[start]

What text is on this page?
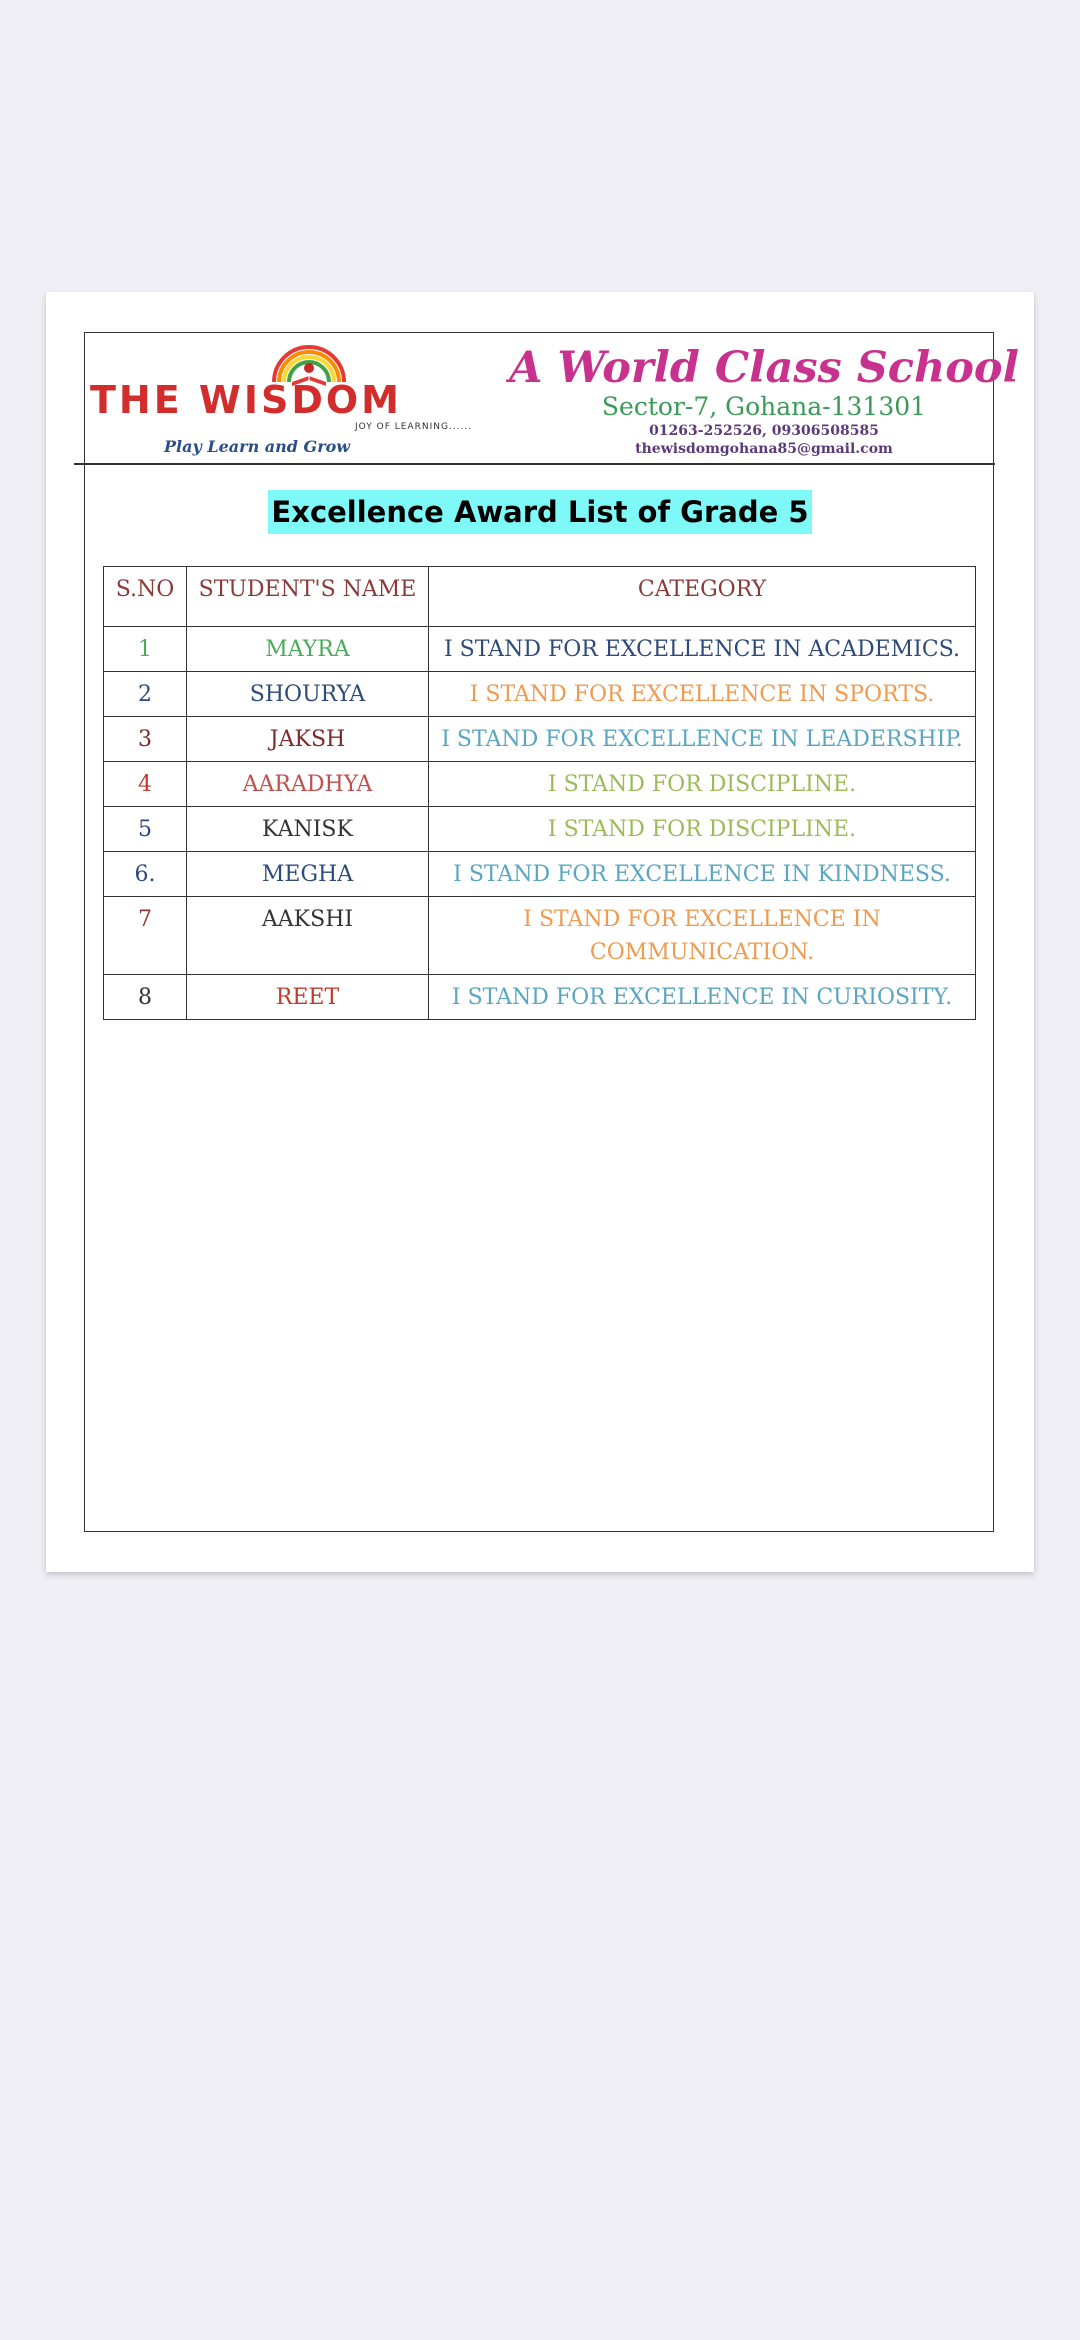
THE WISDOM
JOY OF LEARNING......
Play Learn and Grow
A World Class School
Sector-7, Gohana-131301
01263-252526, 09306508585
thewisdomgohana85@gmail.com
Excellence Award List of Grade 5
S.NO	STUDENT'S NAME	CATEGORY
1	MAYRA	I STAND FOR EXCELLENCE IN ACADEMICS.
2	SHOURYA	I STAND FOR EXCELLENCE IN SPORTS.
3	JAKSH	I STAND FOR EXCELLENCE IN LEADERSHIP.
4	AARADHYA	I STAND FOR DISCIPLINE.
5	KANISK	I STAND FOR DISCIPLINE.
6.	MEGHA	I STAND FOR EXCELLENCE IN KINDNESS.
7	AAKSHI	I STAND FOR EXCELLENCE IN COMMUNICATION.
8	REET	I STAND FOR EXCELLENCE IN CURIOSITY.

[end]
[start]

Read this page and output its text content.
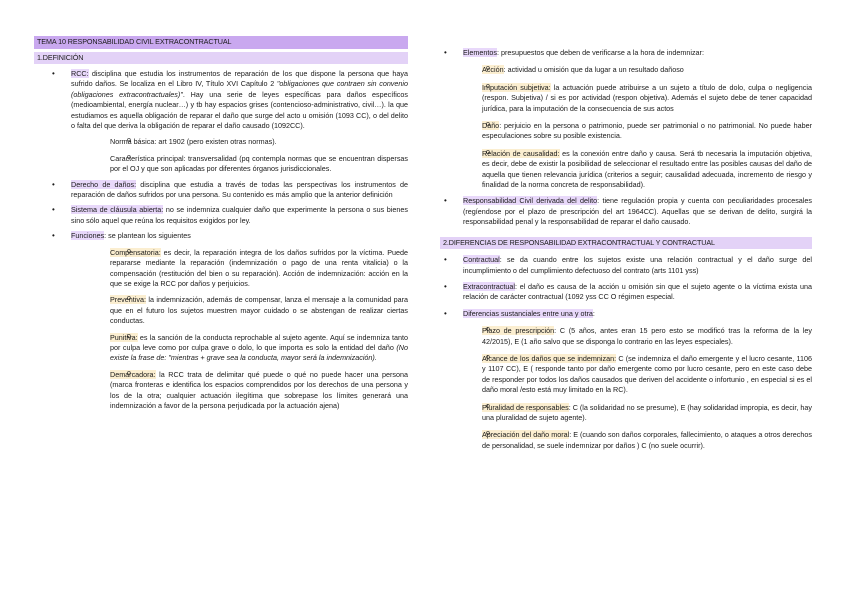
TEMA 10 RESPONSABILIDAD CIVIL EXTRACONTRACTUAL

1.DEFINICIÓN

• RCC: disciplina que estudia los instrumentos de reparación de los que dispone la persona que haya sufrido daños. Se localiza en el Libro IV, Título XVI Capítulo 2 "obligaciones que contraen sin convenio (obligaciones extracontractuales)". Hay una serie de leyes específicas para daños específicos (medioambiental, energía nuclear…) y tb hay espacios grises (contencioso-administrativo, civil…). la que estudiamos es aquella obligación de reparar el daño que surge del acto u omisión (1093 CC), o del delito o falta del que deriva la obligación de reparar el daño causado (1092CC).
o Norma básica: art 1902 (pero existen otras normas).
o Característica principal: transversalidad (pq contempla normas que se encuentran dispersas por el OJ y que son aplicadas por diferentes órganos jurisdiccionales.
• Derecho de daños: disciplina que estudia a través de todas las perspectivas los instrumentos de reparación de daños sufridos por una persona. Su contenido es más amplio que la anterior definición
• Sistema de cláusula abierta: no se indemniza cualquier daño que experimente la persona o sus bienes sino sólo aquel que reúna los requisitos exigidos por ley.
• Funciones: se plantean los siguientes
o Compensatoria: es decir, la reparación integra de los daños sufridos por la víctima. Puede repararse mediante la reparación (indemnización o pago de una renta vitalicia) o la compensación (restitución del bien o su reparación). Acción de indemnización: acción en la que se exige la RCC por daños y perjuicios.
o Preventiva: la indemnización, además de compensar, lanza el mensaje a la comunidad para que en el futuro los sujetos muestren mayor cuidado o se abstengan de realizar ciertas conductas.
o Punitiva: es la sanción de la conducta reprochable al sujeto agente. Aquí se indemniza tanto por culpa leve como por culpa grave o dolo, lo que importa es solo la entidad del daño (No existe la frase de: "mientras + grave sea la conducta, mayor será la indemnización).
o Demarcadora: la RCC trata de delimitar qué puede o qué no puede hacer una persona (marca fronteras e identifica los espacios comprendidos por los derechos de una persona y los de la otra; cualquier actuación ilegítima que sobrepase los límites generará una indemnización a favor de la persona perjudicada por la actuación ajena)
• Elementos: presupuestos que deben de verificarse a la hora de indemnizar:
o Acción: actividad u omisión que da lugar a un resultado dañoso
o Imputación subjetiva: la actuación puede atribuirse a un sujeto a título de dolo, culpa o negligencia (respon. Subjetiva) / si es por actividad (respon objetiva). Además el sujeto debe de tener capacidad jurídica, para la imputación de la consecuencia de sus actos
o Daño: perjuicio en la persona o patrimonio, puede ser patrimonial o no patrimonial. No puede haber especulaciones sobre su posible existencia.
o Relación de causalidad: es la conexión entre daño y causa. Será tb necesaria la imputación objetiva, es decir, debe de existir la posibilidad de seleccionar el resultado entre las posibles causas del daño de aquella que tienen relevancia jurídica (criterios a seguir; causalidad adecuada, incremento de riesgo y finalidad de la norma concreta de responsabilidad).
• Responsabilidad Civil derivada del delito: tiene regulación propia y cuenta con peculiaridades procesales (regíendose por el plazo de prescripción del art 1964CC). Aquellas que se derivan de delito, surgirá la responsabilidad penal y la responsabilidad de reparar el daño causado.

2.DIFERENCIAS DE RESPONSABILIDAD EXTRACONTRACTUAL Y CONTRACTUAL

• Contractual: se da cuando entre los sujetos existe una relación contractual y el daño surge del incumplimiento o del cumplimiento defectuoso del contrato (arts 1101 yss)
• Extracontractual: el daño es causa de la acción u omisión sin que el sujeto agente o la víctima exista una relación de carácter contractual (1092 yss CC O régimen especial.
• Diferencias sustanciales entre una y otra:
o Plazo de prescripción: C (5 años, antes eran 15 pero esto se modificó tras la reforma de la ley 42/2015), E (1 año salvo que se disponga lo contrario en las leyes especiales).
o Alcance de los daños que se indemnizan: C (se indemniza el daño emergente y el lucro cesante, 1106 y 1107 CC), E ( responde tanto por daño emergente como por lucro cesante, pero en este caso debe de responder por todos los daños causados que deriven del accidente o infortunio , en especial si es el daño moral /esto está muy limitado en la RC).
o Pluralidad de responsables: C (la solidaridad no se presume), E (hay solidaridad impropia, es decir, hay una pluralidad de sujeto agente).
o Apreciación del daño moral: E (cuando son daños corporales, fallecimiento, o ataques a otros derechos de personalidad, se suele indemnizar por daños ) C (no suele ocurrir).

[end]
[start]

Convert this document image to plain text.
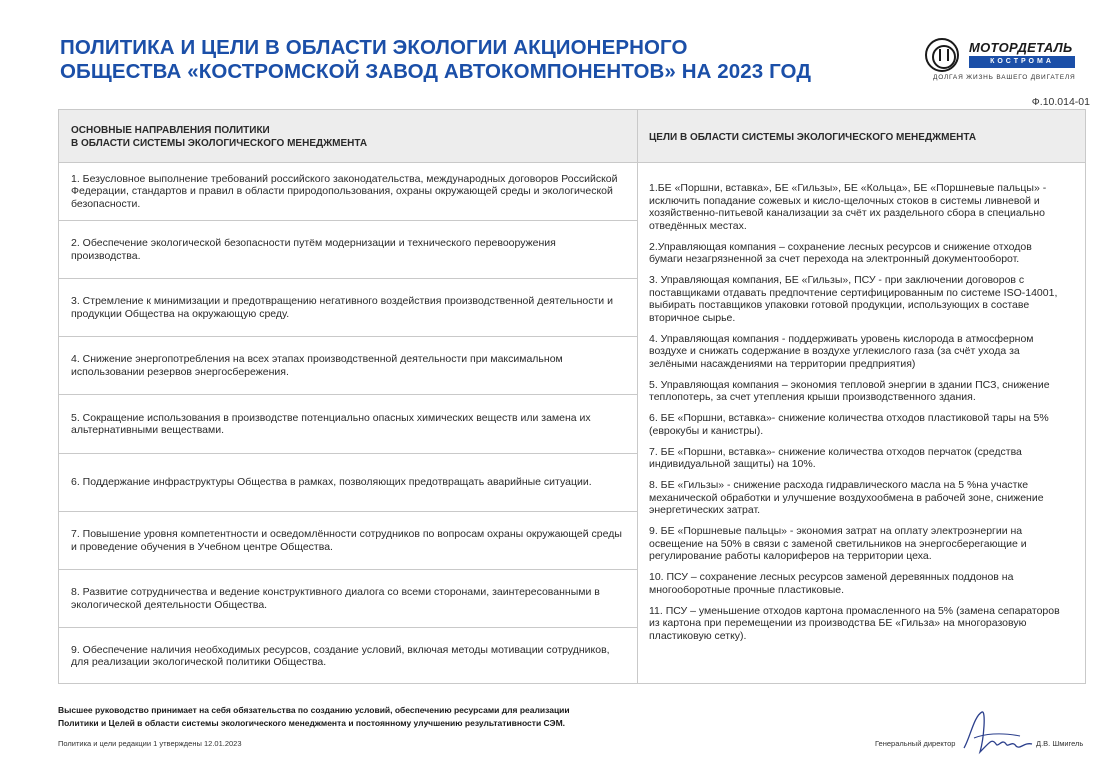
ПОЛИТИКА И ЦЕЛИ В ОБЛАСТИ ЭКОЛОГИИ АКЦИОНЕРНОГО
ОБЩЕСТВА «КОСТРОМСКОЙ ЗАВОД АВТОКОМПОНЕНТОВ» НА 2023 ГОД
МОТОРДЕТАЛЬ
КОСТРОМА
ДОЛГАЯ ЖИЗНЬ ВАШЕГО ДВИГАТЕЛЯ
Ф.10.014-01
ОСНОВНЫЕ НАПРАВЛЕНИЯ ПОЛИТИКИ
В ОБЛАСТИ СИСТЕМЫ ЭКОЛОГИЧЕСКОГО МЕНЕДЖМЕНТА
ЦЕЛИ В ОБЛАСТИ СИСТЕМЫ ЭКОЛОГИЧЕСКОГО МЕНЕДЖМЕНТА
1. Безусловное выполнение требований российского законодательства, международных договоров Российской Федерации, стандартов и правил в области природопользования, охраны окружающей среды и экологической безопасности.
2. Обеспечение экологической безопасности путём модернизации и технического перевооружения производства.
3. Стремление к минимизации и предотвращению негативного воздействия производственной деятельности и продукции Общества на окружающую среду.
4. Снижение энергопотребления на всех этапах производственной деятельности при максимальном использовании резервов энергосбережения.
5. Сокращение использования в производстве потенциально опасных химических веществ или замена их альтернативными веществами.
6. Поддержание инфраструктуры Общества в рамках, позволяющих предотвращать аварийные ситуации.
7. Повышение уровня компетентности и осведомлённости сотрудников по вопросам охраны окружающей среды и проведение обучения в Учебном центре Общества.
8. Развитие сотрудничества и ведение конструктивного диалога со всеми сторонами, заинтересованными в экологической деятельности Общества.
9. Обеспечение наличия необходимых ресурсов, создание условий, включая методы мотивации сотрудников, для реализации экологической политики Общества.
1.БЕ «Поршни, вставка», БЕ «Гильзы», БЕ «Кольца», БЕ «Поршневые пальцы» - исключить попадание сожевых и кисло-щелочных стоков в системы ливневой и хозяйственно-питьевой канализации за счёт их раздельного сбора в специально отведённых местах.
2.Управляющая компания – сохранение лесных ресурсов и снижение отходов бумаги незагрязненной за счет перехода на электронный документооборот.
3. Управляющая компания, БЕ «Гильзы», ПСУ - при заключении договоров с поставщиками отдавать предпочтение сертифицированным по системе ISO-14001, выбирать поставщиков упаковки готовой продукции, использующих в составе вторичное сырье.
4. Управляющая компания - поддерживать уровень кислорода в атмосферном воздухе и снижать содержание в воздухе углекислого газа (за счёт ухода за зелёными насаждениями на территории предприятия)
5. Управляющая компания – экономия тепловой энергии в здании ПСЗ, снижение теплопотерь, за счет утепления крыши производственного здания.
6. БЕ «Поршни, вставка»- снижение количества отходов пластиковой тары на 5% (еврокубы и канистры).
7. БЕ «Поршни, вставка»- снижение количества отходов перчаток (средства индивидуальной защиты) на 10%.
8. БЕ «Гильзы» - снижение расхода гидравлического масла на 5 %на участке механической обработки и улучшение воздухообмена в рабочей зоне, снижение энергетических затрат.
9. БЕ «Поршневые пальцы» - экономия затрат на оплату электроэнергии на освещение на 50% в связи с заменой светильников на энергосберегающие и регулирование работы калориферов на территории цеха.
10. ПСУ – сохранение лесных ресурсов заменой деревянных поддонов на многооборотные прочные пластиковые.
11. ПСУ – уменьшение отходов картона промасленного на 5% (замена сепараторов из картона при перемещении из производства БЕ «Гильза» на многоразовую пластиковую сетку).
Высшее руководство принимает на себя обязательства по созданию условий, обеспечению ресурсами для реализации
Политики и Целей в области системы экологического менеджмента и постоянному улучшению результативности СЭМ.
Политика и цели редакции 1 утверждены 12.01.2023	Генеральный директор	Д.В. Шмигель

[end]

(EXERCISE DETAILS) Out of the records, collect only those lines that contain the string "безопасности".

(RESPONSE)
1. Безусловное выполнение требований российского законодательства, международных договоров Российской Федерации, стандартов и правил в области природопользования, охраны окружающей среды и экологической безопасности.
2. Обеспечение экологической безопасности путём модернизации и технического перевооружения производства.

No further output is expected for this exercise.